### WHAT IS ASKED
The records should be written out in full, with nothing altered.

* * * * *

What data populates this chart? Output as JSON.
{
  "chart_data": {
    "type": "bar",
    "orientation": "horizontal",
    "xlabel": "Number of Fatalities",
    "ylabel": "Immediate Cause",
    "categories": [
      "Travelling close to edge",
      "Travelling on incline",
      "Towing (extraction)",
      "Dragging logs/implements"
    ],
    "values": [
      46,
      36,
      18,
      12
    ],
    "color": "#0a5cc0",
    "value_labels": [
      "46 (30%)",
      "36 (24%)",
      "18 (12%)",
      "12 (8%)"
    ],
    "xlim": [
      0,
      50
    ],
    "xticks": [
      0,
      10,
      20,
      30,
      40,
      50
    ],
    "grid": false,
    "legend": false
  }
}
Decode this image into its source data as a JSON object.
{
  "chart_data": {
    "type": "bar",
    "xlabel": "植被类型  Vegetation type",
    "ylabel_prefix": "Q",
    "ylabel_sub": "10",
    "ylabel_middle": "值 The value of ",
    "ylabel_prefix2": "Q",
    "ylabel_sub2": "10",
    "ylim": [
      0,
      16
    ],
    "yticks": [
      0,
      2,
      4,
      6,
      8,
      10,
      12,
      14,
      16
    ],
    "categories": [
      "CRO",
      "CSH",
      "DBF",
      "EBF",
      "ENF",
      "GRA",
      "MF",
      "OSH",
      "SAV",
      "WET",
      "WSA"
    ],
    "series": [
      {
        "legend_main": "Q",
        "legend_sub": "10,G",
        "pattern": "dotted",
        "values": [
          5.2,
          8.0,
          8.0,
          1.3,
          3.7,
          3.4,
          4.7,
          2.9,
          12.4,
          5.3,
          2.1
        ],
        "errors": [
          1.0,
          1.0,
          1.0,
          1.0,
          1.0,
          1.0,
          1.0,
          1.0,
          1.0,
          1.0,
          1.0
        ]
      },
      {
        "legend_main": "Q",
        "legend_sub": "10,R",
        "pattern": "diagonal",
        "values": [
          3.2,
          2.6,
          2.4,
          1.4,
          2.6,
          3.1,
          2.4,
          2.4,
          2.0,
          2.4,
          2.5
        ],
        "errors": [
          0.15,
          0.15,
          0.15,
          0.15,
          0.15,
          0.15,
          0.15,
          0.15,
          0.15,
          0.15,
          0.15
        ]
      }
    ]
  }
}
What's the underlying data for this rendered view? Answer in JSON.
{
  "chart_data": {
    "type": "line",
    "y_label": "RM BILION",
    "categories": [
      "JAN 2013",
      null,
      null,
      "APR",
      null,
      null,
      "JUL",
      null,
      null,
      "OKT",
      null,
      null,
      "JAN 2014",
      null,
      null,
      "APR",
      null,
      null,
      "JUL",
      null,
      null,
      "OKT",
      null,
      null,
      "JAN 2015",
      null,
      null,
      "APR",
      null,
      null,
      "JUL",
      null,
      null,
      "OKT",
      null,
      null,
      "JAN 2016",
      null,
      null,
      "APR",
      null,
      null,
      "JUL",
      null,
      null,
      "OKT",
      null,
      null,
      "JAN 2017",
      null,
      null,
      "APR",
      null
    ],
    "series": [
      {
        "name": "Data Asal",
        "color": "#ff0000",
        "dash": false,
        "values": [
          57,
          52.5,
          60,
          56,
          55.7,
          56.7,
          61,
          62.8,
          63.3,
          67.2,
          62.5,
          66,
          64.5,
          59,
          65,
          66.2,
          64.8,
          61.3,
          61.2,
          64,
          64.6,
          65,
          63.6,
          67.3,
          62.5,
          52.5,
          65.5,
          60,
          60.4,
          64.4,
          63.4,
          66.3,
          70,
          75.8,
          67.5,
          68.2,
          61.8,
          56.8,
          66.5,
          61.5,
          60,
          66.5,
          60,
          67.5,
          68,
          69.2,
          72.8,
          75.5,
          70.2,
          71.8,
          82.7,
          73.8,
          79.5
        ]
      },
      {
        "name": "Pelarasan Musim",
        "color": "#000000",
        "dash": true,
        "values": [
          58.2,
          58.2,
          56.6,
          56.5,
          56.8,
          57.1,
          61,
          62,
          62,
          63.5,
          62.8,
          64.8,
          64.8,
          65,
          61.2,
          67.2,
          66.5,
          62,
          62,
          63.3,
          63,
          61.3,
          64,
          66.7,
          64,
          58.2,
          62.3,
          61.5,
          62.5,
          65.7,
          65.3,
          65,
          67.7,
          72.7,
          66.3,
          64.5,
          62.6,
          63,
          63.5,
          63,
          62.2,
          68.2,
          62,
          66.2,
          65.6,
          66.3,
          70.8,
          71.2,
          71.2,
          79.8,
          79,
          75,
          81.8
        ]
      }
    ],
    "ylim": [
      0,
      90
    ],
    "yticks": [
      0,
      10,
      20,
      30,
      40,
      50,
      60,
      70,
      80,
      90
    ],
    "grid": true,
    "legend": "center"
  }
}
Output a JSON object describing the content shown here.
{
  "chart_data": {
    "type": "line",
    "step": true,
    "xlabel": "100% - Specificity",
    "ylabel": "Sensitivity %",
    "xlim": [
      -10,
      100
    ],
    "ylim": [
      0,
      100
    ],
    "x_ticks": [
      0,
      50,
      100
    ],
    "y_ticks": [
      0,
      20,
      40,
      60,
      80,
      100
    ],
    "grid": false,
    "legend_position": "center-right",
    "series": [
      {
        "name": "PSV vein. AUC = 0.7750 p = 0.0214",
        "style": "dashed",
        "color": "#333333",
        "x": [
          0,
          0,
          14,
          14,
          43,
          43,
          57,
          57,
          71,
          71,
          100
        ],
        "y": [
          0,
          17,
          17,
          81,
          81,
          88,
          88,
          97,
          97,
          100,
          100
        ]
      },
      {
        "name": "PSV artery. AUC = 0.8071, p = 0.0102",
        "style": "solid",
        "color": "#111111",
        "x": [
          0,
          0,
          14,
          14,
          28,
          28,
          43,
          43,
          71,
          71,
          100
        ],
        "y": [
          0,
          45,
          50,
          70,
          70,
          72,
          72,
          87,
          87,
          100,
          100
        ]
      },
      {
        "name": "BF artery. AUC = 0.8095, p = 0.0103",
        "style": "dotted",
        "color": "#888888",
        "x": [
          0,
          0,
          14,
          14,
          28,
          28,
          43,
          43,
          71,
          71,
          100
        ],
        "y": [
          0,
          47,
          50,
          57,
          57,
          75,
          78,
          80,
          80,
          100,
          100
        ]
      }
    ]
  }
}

* * * * *

### EXPECTED ANSWER
What data populates this chart? Output as JSON.
{
  "chart_data": {
    "type": "bar",
    "orientation": "horizontal",
    "xlabel": "Number of Fatalities",
    "ylabel": "Immediate Cause",
    "categories": [
      "Travelling close to edge",
      "Travelling on incline",
      "Towing (extraction)",
      "Dragging logs/implements"
    ],
    "values": [
      46,
      36,
      18,
      12
    ],
    "color": "#0a5cc0",
    "value_labels": [
      "46 (30%)",
      "36 (24%)",
      "18 (12%)",
      "12 (8%)"
    ],
    "xlim": [
      0,
      50
    ],
    "xticks": [
      0,
      10,
      20,
      30,
      40,
      50
    ],
    "grid": false,
    "legend": false
  }
}
Decode this image into its source data as a JSON object.
{
  "chart_data": {
    "type": "bar",
    "xlabel": "植被类型  Vegetation type",
    "ylabel_prefix": "Q",
    "ylabel_sub": "10",
    "ylabel_middle": "值 The value of ",
    "ylabel_prefix2": "Q",
    "ylabel_sub2": "10",
    "ylim": [
      0,
      16
    ],
    "yticks": [
      0,
      2,
      4,
      6,
      8,
      10,
      12,
      14,
      16
    ],
    "categories": [
      "CRO",
      "CSH",
      "DBF",
      "EBF",
      "ENF",
      "GRA",
      "MF",
      "OSH",
      "SAV",
      "WET",
      "WSA"
    ],
    "series": [
      {
        "legend_main": "Q",
        "legend_sub": "10,G",
        "pattern": "dotted",
        "values": [
          5.2,
          8.0,
          8.0,
          1.3,
          3.7,
          3.4,
          4.7,
          2.9,
          12.4,
          5.3,
          2.1
        ],
        "errors": [
          1.0,
          1.0,
          1.0,
          1.0,
          1.0,
          1.0,
          1.0,
          1.0,
          1.0,
          1.0,
          1.0
        ]
      },
      {
        "legend_main": "Q",
        "legend_sub": "10,R",
        "pattern": "diagonal",
        "values": [
          3.2,
          2.6,
          2.4,
          1.4,
          2.6,
          3.1,
          2.4,
          2.4,
          2.0,
          2.4,
          2.5
        ],
        "errors": [
          0.15,
          0.15,
          0.15,
          0.15,
          0.15,
          0.15,
          0.15,
          0.15,
          0.15,
          0.15,
          0.15
        ]
      }
    ]
  }
}
What's the underlying data for this rendered view? Answer in JSON.
{
  "chart_data": {
    "type": "line",
    "y_label": "RM BILION",
    "categories": [
      "JAN 2013",
      null,
      null,
      "APR",
      null,
      null,
      "JUL",
      null,
      null,
      "OKT",
      null,
      null,
      "JAN 2014",
      null,
      null,
      "APR",
      null,
      null,
      "JUL",
      null,
      null,
      "OKT",
      null,
      null,
      "JAN 2015",
      null,
      null,
      "APR",
      null,
      null,
      "JUL",
      null,
      null,
      "OKT",
      null,
      null,
      "JAN 2016",
      null,
      null,
      "APR",
      null,
      null,
      "JUL",
      null,
      null,
      "OKT",
      null,
      null,
      "JAN 2017",
      null,
      null,
      "APR",
      null
    ],
    "series": [
      {
        "name": "Data Asal",
        "color": "#ff0000",
        "dash": false,
        "values": [
          57,
          52.5,
          60,
          56,
          55.7,
          56.7,
          61,
          62.8,
          63.3,
          67.2,
          62.5,
          66,
          64.5,
          59,
          65,
          66.2,
          64.8,
          61.3,
          61.2,
          64,
          64.6,
          65,
          63.6,
          67.3,
          62.5,
          52.5,
          65.5,
          60,
          60.4,
          64.4,
          63.4,
          66.3,
          70,
          75.8,
          67.5,
          68.2,
          61.8,
          56.8,
          66.5,
          61.5,
          60,
          66.5,
          60,
          67.5,
          68,
          69.2,
          72.8,
          75.5,
          70.2,
          71.8,
          82.7,
          73.8,
          79.5
        ]
      },
      {
        "name": "Pelarasan Musim",
        "color": "#000000",
        "dash": true,
        "values": [
          58.2,
          58.2,
          56.6,
          56.5,
          56.8,
          57.1,
          61,
          62,
          62,
          63.5,
          62.8,
          64.8,
          64.8,
          65,
          61.2,
          67.2,
          66.5,
          62,
          62,
          63.3,
          63,
          61.3,
          64,
          66.7,
          64,
          58.2,
          62.3,
          61.5,
          62.5,
          65.7,
          65.3,
          65,
          67.7,
          72.7,
          66.3,
          64.5,
          62.6,
          63,
          63.5,
          63,
          62.2,
          68.2,
          62,
          66.2,
          65.6,
          66.3,
          70.8,
          71.2,
          71.2,
          79.8,
          79,
          75,
          81.8
        ]
      }
    ],
    "ylim": [
      0,
      90
    ],
    "yticks": [
      0,
      10,
      20,
      30,
      40,
      50,
      60,
      70,
      80,
      90
    ],
    "grid": true,
    "legend": "center"
  }
}
Output a JSON object describing the content shown here.
{
  "chart_data": {
    "type": "line",
    "step": true,
    "xlabel": "100% - Specificity",
    "ylabel": "Sensitivity %",
    "xlim": [
      -10,
      100
    ],
    "ylim": [
      0,
      100
    ],
    "x_ticks": [
      0,
      50,
      100
    ],
    "y_ticks": [
      0,
      20,
      40,
      60,
      80,
      100
    ],
    "grid": false,
    "legend_position": "center-right",
    "series": [
      {
        "name": "PSV vein. AUC = 0.7750 p = 0.0214",
        "style": "dashed",
        "color": "#333333",
        "x": [
          0,
          0,
          14,
          14,
          43,
          43,
          57,
          57,
          71,
          71,
          100
        ],
        "y": [
          0,
          17,
          17,
          81,
          81,
          88,
          88,
          97,
          97,
          100,
          100
        ]
      },
      {
        "name": "PSV artery. AUC = 0.8071, p = 0.0102",
        "style": "solid",
        "color": "#111111",
        "x": [
          0,
          0,
          14,
          14,
          28,
          28,
          43,
          43,
          71,
          71,
          100
        ],
        "y": [
          0,
          45,
          50,
          70,
          70,
          72,
          72,
          87,
          87,
          100,
          100
        ]
      },
      {
        "name": "BF artery. AUC = 0.8095, p = 0.0103",
        "style": "dotted",
        "color": "#888888",
        "x": [
          0,
          0,
          14,
          14,
          28,
          28,
          43,
          43,
          71,
          71,
          100
        ],
        "y": [
          0,
          47,
          50,
          57,
          57,
          75,
          78,
          80,
          80,
          100,
          100
        ]
      }
    ]
  }
}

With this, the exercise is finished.